### [What is required]
Print every line of the entries below unchanged, leaving the pictures out.

Layout element annotations:
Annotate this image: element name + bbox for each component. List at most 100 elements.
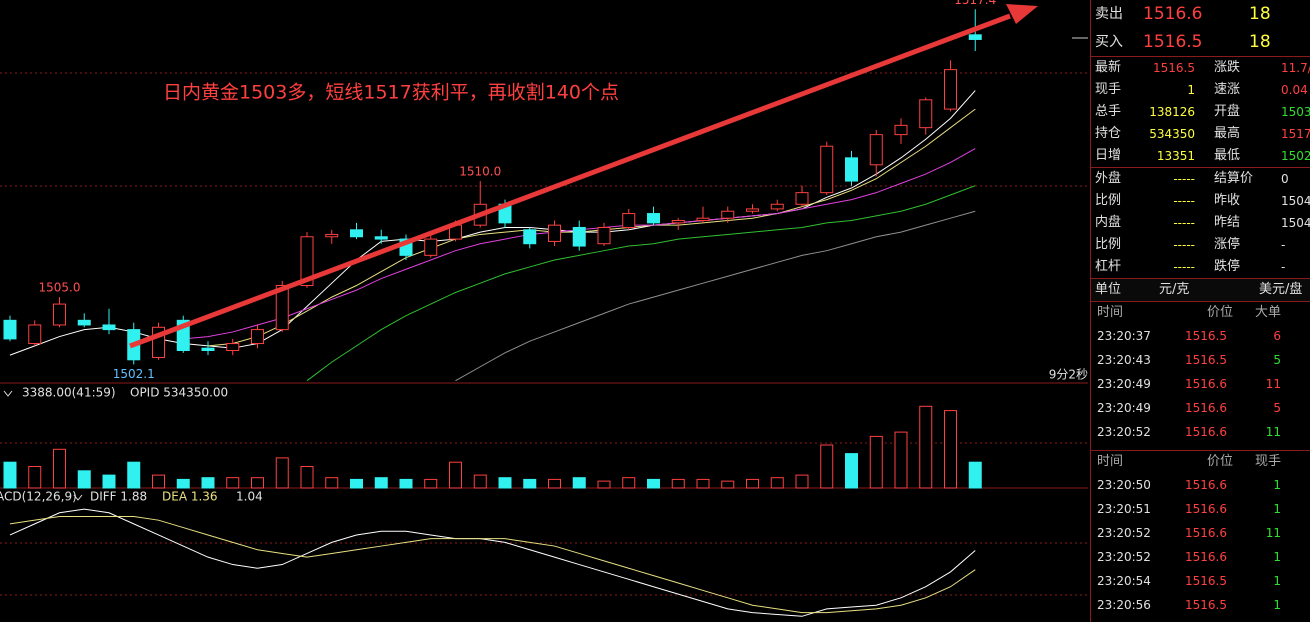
volume-bar <box>597 480 611 489</box>
trade-row: 23:20:51 1516.6 1 <box>1091 497 1310 521</box>
candle-body <box>597 226 611 245</box>
stat-value: ----- <box>1173 260 1195 274</box>
volume-bar <box>721 480 735 489</box>
quote-label: 买入 <box>1095 34 1123 50</box>
stat-label: 最高 <box>1214 126 1241 141</box>
candle-body <box>968 34 982 40</box>
stat-value: - <box>1281 260 1286 274</box>
candle-body <box>770 203 784 210</box>
stat-row: 持仓 534350 最高 1517 <box>1091 123 1310 145</box>
trade-qty: 6 <box>1273 329 1281 343</box>
trade-price: 1516.6 <box>1185 377 1227 391</box>
candle-body <box>696 217 710 222</box>
candle-body <box>300 236 314 287</box>
volume-bar <box>572 477 586 489</box>
candle-body <box>77 319 91 326</box>
stat-value: 1516.5 <box>1153 61 1195 75</box>
candle-body <box>28 324 42 345</box>
col-header: 时间 <box>1097 454 1124 469</box>
volume-bar <box>523 478 537 489</box>
stat-value: 1503 <box>1281 105 1310 119</box>
stat-row: 杠杆 ----- 跌停 - <box>1091 256 1310 279</box>
unit-option: 美元/盘 <box>1259 282 1303 297</box>
stat-value: 534350 <box>1149 127 1195 141</box>
volume-bar <box>374 477 388 489</box>
trade-time: 23:20:50 <box>1097 478 1151 492</box>
stat-value: 0.04 <box>1281 83 1308 97</box>
trade-price: 1516.6 <box>1185 401 1227 415</box>
volume-bar <box>548 478 561 489</box>
stat-label: 比例 <box>1095 193 1122 208</box>
arrow <box>129 13 1011 349</box>
trade-time: 23:20:56 <box>1097 598 1151 612</box>
quote-row: 卖出 1516.6 18 <box>1091 0 1310 28</box>
trade-row: 23:20:43 1516.5 5 <box>1091 348 1310 372</box>
trade-price: 1516.6 <box>1185 526 1227 540</box>
volume-bar <box>102 474 116 489</box>
trade-qty: 1 <box>1273 574 1281 588</box>
quote-qty: 18 <box>1249 4 1271 24</box>
candle-body <box>721 210 735 219</box>
stat-value: 1504 <box>1281 216 1310 230</box>
candle-body <box>424 238 438 256</box>
candle-body <box>102 324 116 331</box>
candle-body <box>671 220 685 224</box>
volume-header: 3388.00(41:59) <box>22 386 116 400</box>
candle-body <box>350 229 363 238</box>
trade-row: 23:20:49 1516.6 5 <box>1091 396 1310 420</box>
stat-value: 1504 <box>1281 194 1310 208</box>
stat-label: 涨停 <box>1214 237 1241 252</box>
trade-qty: 1 <box>1273 550 1281 564</box>
stat-value: 1502 <box>1281 149 1310 163</box>
stat-row: 比例 ----- 涨停 - <box>1091 234 1310 256</box>
stat-label: 昨收 <box>1214 193 1241 208</box>
stat-row: 日增 13351 最低 1502 <box>1091 145 1310 168</box>
volume-bar <box>820 444 834 489</box>
arrow-head <box>1006 4 1038 24</box>
volume-bar <box>300 466 314 489</box>
candle-body <box>647 213 660 224</box>
annotation: 日内黄金1503多，短线1517获利平，再收割140个点 <box>163 82 619 104</box>
volume-bar <box>53 448 66 489</box>
stat-label: 开盘 <box>1214 104 1241 119</box>
price-marker-label: 1502.1 <box>113 367 155 381</box>
macd-label: 1.04 <box>236 490 263 504</box>
stat-label: 总手 <box>1095 104 1122 119</box>
stat-row: 最新 1516.5 涨跌 11.7/0.78 <box>1091 57 1310 79</box>
dropdown-icon <box>73 494 83 501</box>
col-header: 时间 <box>1097 305 1124 320</box>
trade-row: 23:20:56 1516.5 1 <box>1091 593 1310 617</box>
trade-qty: 11 <box>1265 425 1281 439</box>
candle-body <box>944 69 957 110</box>
trade-time: 23:20:51 <box>1097 502 1151 516</box>
stat-value: 1517 <box>1281 127 1310 141</box>
volume-bar <box>622 477 636 489</box>
stat-row: 内盘 ----- 昨结 1504 <box>1091 212 1310 234</box>
trade-price: 1516.6 <box>1185 478 1227 492</box>
quote-label: 卖出 <box>1095 6 1123 22</box>
col-header: 现手 <box>1255 454 1282 469</box>
trade-row: 23:20:54 1516.5 1 <box>1091 569 1310 593</box>
quote-panel: 卖出 1516.6 18 买入 1516.5 18 最新 1516.5 涨跌 11.7/0.78 现… <box>1090 0 1310 622</box>
candle-body <box>3 319 17 340</box>
dea-label: DEA 1.36 <box>162 490 218 504</box>
volume-bar <box>424 478 438 489</box>
unit-row: 单位 元/克 美元/盘 <box>1091 279 1310 302</box>
volume-bar <box>869 435 883 489</box>
stat-label: 跌停 <box>1214 259 1241 274</box>
line <box>9 515 976 614</box>
trade-time: 23:20:52 <box>1097 526 1151 540</box>
stat-label: 杠杆 <box>1095 259 1122 274</box>
unit-label: 单位 <box>1095 282 1122 297</box>
col-header: 大单 <box>1255 305 1282 320</box>
col-header: 价位 <box>1207 305 1234 320</box>
candle-body <box>622 213 636 228</box>
volume-bar <box>845 453 858 489</box>
candle-body <box>869 134 883 166</box>
volume-bar <box>944 410 957 489</box>
trade-price: 1516.6 <box>1185 550 1227 564</box>
trade-qty: 1 <box>1273 598 1281 612</box>
candle-body <box>325 233 339 238</box>
stat-label: 涨跌 <box>1214 60 1241 75</box>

### [Response to this task]
Annotate this image: element name + bbox for each component. List at most 100 elements.
volume-bar <box>597 480 611 489</box>
trade-row: 23:20:51 1516.6 1 <box>1091 497 1310 521</box>
candle-body <box>597 226 611 245</box>
stat-value: ----- <box>1173 260 1195 274</box>
volume-bar <box>721 480 735 489</box>
quote-label: 买入 <box>1095 34 1123 50</box>
stat-label: 最高 <box>1214 126 1241 141</box>
candle-body <box>968 34 982 40</box>
stat-value: - <box>1281 260 1286 274</box>
candle-body <box>770 203 784 210</box>
stat-row: 持仓 534350 最高 1517 <box>1091 123 1310 145</box>
trade-qty: 6 <box>1273 329 1281 343</box>
trade-price: 1516.6 <box>1185 377 1227 391</box>
candle-body <box>696 217 710 222</box>
candle-body <box>300 236 314 287</box>
volume-bar <box>572 477 586 489</box>
candle-body <box>77 319 91 326</box>
stat-value: 1516.5 <box>1153 61 1195 75</box>
candle-body <box>28 324 42 345</box>
col-header: 时间 <box>1097 454 1124 469</box>
volume-bar <box>523 478 537 489</box>
stat-value: 1503 <box>1281 105 1310 119</box>
stat-row: 杠杆 ----- 跌停 - <box>1091 256 1310 279</box>
unit-option: 美元/盘 <box>1259 282 1303 297</box>
stat-value: 534350 <box>1149 127 1195 141</box>
volume-bar <box>374 477 388 489</box>
trade-time: 23:20:50 <box>1097 478 1151 492</box>
stat-value: 0.04 <box>1281 83 1308 97</box>
trade-price: 1516.6 <box>1185 401 1227 415</box>
volume-bar <box>548 478 561 489</box>
stat-label: 比例 <box>1095 193 1122 208</box>
arrow <box>129 13 1011 349</box>
trade-time: 23:20:56 <box>1097 598 1151 612</box>
quote-row: 卖出 1516.6 18 <box>1091 0 1310 28</box>
trade-row: 23:20:43 1516.5 5 <box>1091 348 1310 372</box>
trade-price: 1516.6 <box>1185 526 1227 540</box>
volume-bar <box>102 474 116 489</box>
trade-qty: 1 <box>1273 574 1281 588</box>
quote-qty: 18 <box>1249 4 1271 24</box>
candle-body <box>721 210 735 219</box>
stat-value: 1504 <box>1281 216 1310 230</box>
candle-body <box>424 238 438 256</box>
candle-body <box>102 324 116 331</box>
candle-body <box>671 220 685 224</box>
volume-header: 3388.00(41:59) <box>22 386 116 400</box>
candle-body <box>350 229 363 238</box>
trade-row: 23:20:49 1516.6 5 <box>1091 396 1310 420</box>
stat-value: 1504 <box>1281 194 1310 208</box>
stat-label: 涨停 <box>1214 237 1241 252</box>
trade-qty: 1 <box>1273 550 1281 564</box>
stat-value: 1502 <box>1281 149 1310 163</box>
stat-row: 比例 ----- 涨停 - <box>1091 234 1310 256</box>
stat-label: 昨收 <box>1214 193 1241 208</box>
stat-row: 日增 13351 最低 1502 <box>1091 145 1310 168</box>
volume-bar <box>820 444 834 489</box>
arrow-head <box>1006 4 1038 24</box>
volume-bar <box>300 466 314 489</box>
candle-body <box>647 213 660 224</box>
annotation: 日内黄金1503多，短线1517获利平，再收割140个点 <box>163 82 619 104</box>
volume-bar <box>53 448 66 489</box>
stat-label: 开盘 <box>1214 104 1241 119</box>
price-marker-label: 1502.1 <box>113 367 155 381</box>
macd-label: 1.04 <box>236 490 263 504</box>
stat-label: 总手 <box>1095 104 1122 119</box>
stat-row: 最新 1516.5 涨跌 11.7/0.78 <box>1091 57 1310 79</box>
dropdown-icon <box>73 494 83 501</box>
col-header: 时间 <box>1097 305 1124 320</box>
trade-row: 23:20:56 1516.5 1 <box>1091 593 1310 617</box>
trade-qty: 11 <box>1265 425 1281 439</box>
candle-body <box>944 69 957 110</box>
trade-time: 23:20:51 <box>1097 502 1151 516</box>
stat-value: 1517 <box>1281 127 1310 141</box>
volume-bar <box>622 477 636 489</box>
stat-row: 内盘 ----- 昨结 1504 <box>1091 212 1310 234</box>
trade-price: 1516.6 <box>1185 478 1227 492</box>
quote-label: 卖出 <box>1095 6 1123 22</box>
col-header: 现手 <box>1255 454 1282 469</box>
trade-row: 23:20:54 1516.5 1 <box>1091 569 1310 593</box>
quote-panel: 卖出 1516.6 18 买入 1516.5 18 最新 1516.5 涨跌 11.7/0.78 现… <box>1090 0 1310 622</box>
candle-body <box>3 319 17 340</box>
dea-label: DEA 1.36 <box>162 490 218 504</box>
volume-bar <box>424 478 438 489</box>
unit-row: 单位 元/克 美元/盘 <box>1091 279 1310 302</box>
volume-bar <box>869 435 883 489</box>
stat-label: 跌停 <box>1214 259 1241 274</box>
line <box>9 515 976 614</box>
trade-time: 23:20:52 <box>1097 526 1151 540</box>
stat-label: 杠杆 <box>1095 259 1122 274</box>
unit-label: 单位 <box>1095 282 1122 297</box>
col-header: 大单 <box>1255 305 1282 320</box>
col-header: 价位 <box>1207 305 1234 320</box>
candle-body <box>622 213 636 228</box>
volume-bar <box>845 453 858 489</box>
candle-body <box>869 134 883 166</box>
volume-bar <box>944 410 957 489</box>
trade-price: 1516.6 <box>1185 550 1227 564</box>
trade-qty: 1 <box>1273 598 1281 612</box>
candle-body <box>325 233 339 238</box>
stat-label: 涨跌 <box>1214 60 1241 75</box>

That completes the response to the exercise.